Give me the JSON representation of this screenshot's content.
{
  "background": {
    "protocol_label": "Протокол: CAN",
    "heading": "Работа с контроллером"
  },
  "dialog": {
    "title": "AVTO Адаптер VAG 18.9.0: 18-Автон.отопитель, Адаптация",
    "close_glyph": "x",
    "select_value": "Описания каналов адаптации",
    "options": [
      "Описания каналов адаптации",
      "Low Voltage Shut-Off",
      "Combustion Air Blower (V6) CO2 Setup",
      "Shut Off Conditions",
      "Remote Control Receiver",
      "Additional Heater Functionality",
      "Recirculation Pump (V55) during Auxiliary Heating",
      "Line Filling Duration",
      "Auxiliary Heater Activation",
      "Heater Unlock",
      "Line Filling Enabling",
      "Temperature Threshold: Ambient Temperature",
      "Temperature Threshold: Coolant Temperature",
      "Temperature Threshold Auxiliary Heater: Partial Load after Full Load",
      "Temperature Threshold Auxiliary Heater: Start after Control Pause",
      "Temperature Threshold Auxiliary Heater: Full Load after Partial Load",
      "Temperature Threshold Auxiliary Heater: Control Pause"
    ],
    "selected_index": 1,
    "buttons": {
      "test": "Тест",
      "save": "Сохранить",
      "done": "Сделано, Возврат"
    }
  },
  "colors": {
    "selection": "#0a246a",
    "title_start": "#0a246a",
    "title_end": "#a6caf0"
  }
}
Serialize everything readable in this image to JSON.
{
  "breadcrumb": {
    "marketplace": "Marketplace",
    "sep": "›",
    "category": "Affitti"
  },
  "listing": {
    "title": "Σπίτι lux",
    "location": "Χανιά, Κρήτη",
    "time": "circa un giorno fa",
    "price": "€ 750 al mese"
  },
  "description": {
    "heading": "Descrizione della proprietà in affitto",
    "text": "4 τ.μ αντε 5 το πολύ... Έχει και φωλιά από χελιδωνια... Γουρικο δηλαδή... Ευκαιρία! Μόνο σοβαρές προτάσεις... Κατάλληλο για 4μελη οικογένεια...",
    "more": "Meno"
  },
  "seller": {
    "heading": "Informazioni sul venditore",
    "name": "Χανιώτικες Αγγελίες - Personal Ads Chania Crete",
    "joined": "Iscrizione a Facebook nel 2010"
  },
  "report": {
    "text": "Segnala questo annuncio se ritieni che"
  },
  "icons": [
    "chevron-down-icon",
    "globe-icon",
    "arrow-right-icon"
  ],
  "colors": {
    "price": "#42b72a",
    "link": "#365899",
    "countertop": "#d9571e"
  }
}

* * * *

- **Stated task**:
Restate the listing in full, word for word.

- **Response to this exercise**:
Give me the JSON representation of this screenshot's content.
{
  "background": {
    "protocol_label": "Протокол: CAN",
    "heading": "Работа с контроллером"
  },
  "dialog": {
    "title": "AVTO Адаптер VAG 18.9.0: 18-Автон.отопитель, Адаптация",
    "close_glyph": "x",
    "select_value": "Описания каналов адаптации",
    "options": [
      "Описания каналов адаптации",
      "Low Voltage Shut-Off",
      "Combustion Air Blower (V6) CO2 Setup",
      "Shut Off Conditions",
      "Remote Control Receiver",
      "Additional Heater Functionality",
      "Recirculation Pump (V55) during Auxiliary Heating",
      "Line Filling Duration",
      "Auxiliary Heater Activation",
      "Heater Unlock",
      "Line Filling Enabling",
      "Temperature Threshold: Ambient Temperature",
      "Temperature Threshold: Coolant Temperature",
      "Temperature Threshold Auxiliary Heater: Partial Load after Full Load",
      "Temperature Threshold Auxiliary Heater: Start after Control Pause",
      "Temperature Threshold Auxiliary Heater: Full Load after Partial Load",
      "Temperature Threshold Auxiliary Heater: Control Pause"
    ],
    "selected_index": 1,
    "buttons": {
      "test": "Тест",
      "save": "Сохранить",
      "done": "Сделано, Возврат"
    }
  },
  "colors": {
    "selection": "#0a246a",
    "title_start": "#0a246a",
    "title_end": "#a6caf0"
  }
}
Serialize everything readable in this image to JSON.
{
  "breadcrumb": {
    "marketplace": "Marketplace",
    "sep": "›",
    "category": "Affitti"
  },
  "listing": {
    "title": "Σπίτι lux",
    "location": "Χανιά, Κρήτη",
    "time": "circa un giorno fa",
    "price": "€ 750 al mese"
  },
  "description": {
    "heading": "Descrizione della proprietà in affitto",
    "text": "4 τ.μ αντε 5 το πολύ... Έχει και φωλιά από χελιδωνια... Γουρικο δηλαδή... Ευκαιρία! Μόνο σοβαρές προτάσεις... Κατάλληλο για 4μελη οικογένεια...",
    "more": "Meno"
  },
  "seller": {
    "heading": "Informazioni sul venditore",
    "name": "Χανιώτικες Αγγελίες - Personal Ads Chania Crete",
    "joined": "Iscrizione a Facebook nel 2010"
  },
  "report": {
    "text": "Segnala questo annuncio se ritieni che"
  },
  "icons": [
    "chevron-down-icon",
    "globe-icon",
    "arrow-right-icon"
  ],
  "colors": {
    "price": "#42b72a",
    "link": "#365899",
    "countertop": "#d9571e"
  }
}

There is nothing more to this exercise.